## INSTRUCTION
Quote every entry word for word.

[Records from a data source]
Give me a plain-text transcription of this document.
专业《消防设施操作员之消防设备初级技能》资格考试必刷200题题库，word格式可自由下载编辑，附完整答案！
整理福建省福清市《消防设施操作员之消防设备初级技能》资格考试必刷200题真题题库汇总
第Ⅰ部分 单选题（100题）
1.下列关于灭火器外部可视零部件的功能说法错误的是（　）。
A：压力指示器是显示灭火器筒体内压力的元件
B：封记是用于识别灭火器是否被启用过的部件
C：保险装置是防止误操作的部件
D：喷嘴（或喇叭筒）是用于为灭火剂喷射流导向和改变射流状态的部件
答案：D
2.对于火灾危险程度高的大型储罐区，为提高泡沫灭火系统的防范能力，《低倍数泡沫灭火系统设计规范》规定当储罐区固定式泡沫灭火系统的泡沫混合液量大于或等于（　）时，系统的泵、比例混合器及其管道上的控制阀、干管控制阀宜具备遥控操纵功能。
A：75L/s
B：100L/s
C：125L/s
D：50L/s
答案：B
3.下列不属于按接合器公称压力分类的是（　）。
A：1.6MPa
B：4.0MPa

## ANSWER FOR THIS EXERCISE
Give me a plain-text transcription of this document.
专业《消防设施操作员之消防设备初级技能》资格考试必刷200题题库，word格式可自由下载编辑，附完整答案！
整理福建省福清市《消防设施操作员之消防设备初级技能》资格考试必刷200题真题题库汇总
第Ⅰ部分 单选题（100题）
1.下列关于灭火器外部可视零部件的功能说法错误的是（　）。
A：压力指示器是显示灭火器筒体内压力的元件
B：封记是用于识别灭火器是否被启用过的部件
C：保险装置是防止误操作的部件
D：喷嘴（或喇叭筒）是用于为灭火剂喷射流导向和改变射流状态的部件
答案：D
2.对于火灾危险程度高的大型储罐区，为提高泡沫灭火系统的防范能力，《低倍数泡沫灭火系统设计规范》规定当储罐区固定式泡沫灭火系统的泡沫混合液量大于或等于（　）时，系统的泵、比例混合器及其管道上的控制阀、干管控制阀宜具备遥控操纵功能。
A：75L/s
B：100L/s
C：125L/s
D：50L/s
答案：B
3.下列不属于按接合器公称压力分类的是（　）。
A：1.6MPa
B：4.0MPa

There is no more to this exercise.